Begin RECORDS

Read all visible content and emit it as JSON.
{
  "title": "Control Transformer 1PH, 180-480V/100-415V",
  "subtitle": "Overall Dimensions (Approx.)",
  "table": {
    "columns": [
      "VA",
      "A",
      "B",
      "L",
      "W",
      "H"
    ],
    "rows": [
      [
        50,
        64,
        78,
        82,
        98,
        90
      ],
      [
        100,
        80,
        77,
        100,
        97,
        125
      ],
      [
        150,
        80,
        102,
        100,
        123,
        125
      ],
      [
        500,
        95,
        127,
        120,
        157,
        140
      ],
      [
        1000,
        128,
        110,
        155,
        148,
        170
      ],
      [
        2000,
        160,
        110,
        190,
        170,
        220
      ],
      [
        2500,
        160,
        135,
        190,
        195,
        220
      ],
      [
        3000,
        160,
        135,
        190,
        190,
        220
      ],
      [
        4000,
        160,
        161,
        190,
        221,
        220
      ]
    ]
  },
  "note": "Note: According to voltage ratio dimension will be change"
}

End RECORDS

_EXERCISE PROMPT:_ Repeat all the entries word for word.

_CORRECT RESPONSE:_
Read all visible content and emit it as JSON.
{
  "title": "Control Transformer 1PH, 180-480V/100-415V",
  "subtitle": "Overall Dimensions (Approx.)",
  "table": {
    "columns": [
      "VA",
      "A",
      "B",
      "L",
      "W",
      "H"
    ],
    "rows": [
      [
        50,
        64,
        78,
        82,
        98,
        90
      ],
      [
        100,
        80,
        77,
        100,
        97,
        125
      ],
      [
        150,
        80,
        102,
        100,
        123,
        125
      ],
      [
        500,
        95,
        127,
        120,
        157,
        140
      ],
      [
        1000,
        128,
        110,
        155,
        148,
        170
      ],
      [
        2000,
        160,
        110,
        190,
        170,
        220
      ],
      [
        2500,
        160,
        135,
        190,
        195,
        220
      ],
      [
        3000,
        160,
        135,
        190,
        190,
        220
      ],
      [
        4000,
        160,
        161,
        190,
        221,
        220
      ]
    ]
  },
  "note": "Note: According to voltage ratio dimension will be change"
}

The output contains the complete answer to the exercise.